— begin PROVIDED INFORMATION —
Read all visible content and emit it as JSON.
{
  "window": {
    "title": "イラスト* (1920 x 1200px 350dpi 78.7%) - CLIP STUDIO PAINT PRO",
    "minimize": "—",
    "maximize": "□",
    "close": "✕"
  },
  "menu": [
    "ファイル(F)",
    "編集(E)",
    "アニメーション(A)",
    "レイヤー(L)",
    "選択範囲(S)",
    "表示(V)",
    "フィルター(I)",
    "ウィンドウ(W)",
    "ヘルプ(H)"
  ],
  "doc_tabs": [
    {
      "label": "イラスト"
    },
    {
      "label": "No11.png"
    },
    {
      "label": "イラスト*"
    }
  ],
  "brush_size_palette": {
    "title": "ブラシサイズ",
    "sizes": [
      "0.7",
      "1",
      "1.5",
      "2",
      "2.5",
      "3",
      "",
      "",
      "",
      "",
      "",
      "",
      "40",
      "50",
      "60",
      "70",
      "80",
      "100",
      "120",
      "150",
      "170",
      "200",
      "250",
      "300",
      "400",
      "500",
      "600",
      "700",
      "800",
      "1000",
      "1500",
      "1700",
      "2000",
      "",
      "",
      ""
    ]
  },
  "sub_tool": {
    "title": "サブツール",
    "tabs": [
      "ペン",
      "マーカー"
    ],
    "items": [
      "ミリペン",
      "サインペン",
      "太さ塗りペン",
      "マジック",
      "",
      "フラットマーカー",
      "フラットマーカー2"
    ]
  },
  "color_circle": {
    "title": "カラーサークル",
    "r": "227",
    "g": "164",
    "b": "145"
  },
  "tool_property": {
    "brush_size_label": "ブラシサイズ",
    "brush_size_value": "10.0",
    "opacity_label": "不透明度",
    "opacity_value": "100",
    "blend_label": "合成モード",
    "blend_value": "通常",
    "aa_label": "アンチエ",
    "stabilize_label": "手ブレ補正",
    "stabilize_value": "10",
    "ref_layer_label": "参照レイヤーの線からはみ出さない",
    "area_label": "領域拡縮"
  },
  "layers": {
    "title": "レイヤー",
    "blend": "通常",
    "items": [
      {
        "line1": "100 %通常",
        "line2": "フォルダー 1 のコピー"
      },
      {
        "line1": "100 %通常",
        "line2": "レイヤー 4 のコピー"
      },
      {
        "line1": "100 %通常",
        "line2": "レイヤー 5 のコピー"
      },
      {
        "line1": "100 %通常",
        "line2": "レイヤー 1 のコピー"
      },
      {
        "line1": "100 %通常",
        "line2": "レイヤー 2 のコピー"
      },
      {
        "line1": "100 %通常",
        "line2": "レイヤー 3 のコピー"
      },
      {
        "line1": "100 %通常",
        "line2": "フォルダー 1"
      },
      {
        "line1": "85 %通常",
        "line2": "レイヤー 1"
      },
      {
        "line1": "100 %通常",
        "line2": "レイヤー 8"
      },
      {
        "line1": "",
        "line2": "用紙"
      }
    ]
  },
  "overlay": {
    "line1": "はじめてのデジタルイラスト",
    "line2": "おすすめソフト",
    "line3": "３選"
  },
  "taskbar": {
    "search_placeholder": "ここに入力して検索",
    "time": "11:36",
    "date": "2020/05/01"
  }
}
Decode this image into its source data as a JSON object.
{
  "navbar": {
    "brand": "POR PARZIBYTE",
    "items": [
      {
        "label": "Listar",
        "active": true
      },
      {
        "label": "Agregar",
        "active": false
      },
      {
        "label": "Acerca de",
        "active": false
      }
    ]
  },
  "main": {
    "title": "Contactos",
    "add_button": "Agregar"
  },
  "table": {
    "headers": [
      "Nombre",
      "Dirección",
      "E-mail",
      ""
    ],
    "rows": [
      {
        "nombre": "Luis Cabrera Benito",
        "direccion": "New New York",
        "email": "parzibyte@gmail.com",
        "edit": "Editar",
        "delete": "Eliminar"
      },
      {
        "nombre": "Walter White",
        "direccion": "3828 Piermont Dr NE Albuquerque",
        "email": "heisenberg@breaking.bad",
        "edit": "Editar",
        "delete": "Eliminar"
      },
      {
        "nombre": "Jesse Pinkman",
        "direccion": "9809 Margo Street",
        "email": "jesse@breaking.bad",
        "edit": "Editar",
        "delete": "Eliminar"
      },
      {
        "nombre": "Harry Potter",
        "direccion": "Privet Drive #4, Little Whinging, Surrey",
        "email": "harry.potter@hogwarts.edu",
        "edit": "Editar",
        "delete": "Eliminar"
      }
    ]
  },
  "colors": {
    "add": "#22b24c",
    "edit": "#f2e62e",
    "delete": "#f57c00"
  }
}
— end PROVIDED INFORMATION —
WRITTEN REQUEST - Transcribe all the entries, keeping each one exactly as it is.

FINISHED EXERCISE -
Read all visible content and emit it as JSON.
{
  "window": {
    "title": "イラスト* (1920 x 1200px 350dpi 78.7%) - CLIP STUDIO PAINT PRO",
    "minimize": "—",
    "maximize": "□",
    "close": "✕"
  },
  "menu": [
    "ファイル(F)",
    "編集(E)",
    "アニメーション(A)",
    "レイヤー(L)",
    "選択範囲(S)",
    "表示(V)",
    "フィルター(I)",
    "ウィンドウ(W)",
    "ヘルプ(H)"
  ],
  "doc_tabs": [
    {
      "label": "イラスト"
    },
    {
      "label": "No11.png"
    },
    {
      "label": "イラスト*"
    }
  ],
  "brush_size_palette": {
    "title": "ブラシサイズ",
    "sizes": [
      "0.7",
      "1",
      "1.5",
      "2",
      "2.5",
      "3",
      "",
      "",
      "",
      "",
      "",
      "",
      "40",
      "50",
      "60",
      "70",
      "80",
      "100",
      "120",
      "150",
      "170",
      "200",
      "250",
      "300",
      "400",
      "500",
      "600",
      "700",
      "800",
      "1000",
      "1500",
      "1700",
      "2000",
      "",
      "",
      ""
    ]
  },
  "sub_tool": {
    "title": "サブツール",
    "tabs": [
      "ペン",
      "マーカー"
    ],
    "items": [
      "ミリペン",
      "サインペン",
      "太さ塗りペン",
      "マジック",
      "",
      "フラットマーカー",
      "フラットマーカー2"
    ]
  },
  "color_circle": {
    "title": "カラーサークル",
    "r": "227",
    "g": "164",
    "b": "145"
  },
  "tool_property": {
    "brush_size_label": "ブラシサイズ",
    "brush_size_value": "10.0",
    "opacity_label": "不透明度",
    "opacity_value": "100",
    "blend_label": "合成モード",
    "blend_value": "通常",
    "aa_label": "アンチエ",
    "stabilize_label": "手ブレ補正",
    "stabilize_value": "10",
    "ref_layer_label": "参照レイヤーの線からはみ出さない",
    "area_label": "領域拡縮"
  },
  "layers": {
    "title": "レイヤー",
    "blend": "通常",
    "items": [
      {
        "line1": "100 %通常",
        "line2": "フォルダー 1 のコピー"
      },
      {
        "line1": "100 %通常",
        "line2": "レイヤー 4 のコピー"
      },
      {
        "line1": "100 %通常",
        "line2": "レイヤー 5 のコピー"
      },
      {
        "line1": "100 %通常",
        "line2": "レイヤー 1 のコピー"
      },
      {
        "line1": "100 %通常",
        "line2": "レイヤー 2 のコピー"
      },
      {
        "line1": "100 %通常",
        "line2": "レイヤー 3 のコピー"
      },
      {
        "line1": "100 %通常",
        "line2": "フォルダー 1"
      },
      {
        "line1": "85 %通常",
        "line2": "レイヤー 1"
      },
      {
        "line1": "100 %通常",
        "line2": "レイヤー 8"
      },
      {
        "line1": "",
        "line2": "用紙"
      }
    ]
  },
  "overlay": {
    "line1": "はじめてのデジタルイラスト",
    "line2": "おすすめソフト",
    "line3": "３選"
  },
  "taskbar": {
    "search_placeholder": "ここに入力して検索",
    "time": "11:36",
    "date": "2020/05/01"
  }
}
Decode this image into its source data as a JSON object.
{
  "navbar": {
    "brand": "POR PARZIBYTE",
    "items": [
      {
        "label": "Listar",
        "active": true
      },
      {
        "label": "Agregar",
        "active": false
      },
      {
        "label": "Acerca de",
        "active": false
      }
    ]
  },
  "main": {
    "title": "Contactos",
    "add_button": "Agregar"
  },
  "table": {
    "headers": [
      "Nombre",
      "Dirección",
      "E-mail",
      ""
    ],
    "rows": [
      {
        "nombre": "Luis Cabrera Benito",
        "direccion": "New New York",
        "email": "parzibyte@gmail.com",
        "edit": "Editar",
        "delete": "Eliminar"
      },
      {
        "nombre": "Walter White",
        "direccion": "3828 Piermont Dr NE Albuquerque",
        "email": "heisenberg@breaking.bad",
        "edit": "Editar",
        "delete": "Eliminar"
      },
      {
        "nombre": "Jesse Pinkman",
        "direccion": "9809 Margo Street",
        "email": "jesse@breaking.bad",
        "edit": "Editar",
        "delete": "Eliminar"
      },
      {
        "nombre": "Harry Potter",
        "direccion": "Privet Drive #4, Little Whinging, Surrey",
        "email": "harry.potter@hogwarts.edu",
        "edit": "Editar",
        "delete": "Eliminar"
      }
    ]
  },
  "colors": {
    "add": "#22b24c",
    "edit": "#f2e62e",
    "delete": "#f57c00"
  }
}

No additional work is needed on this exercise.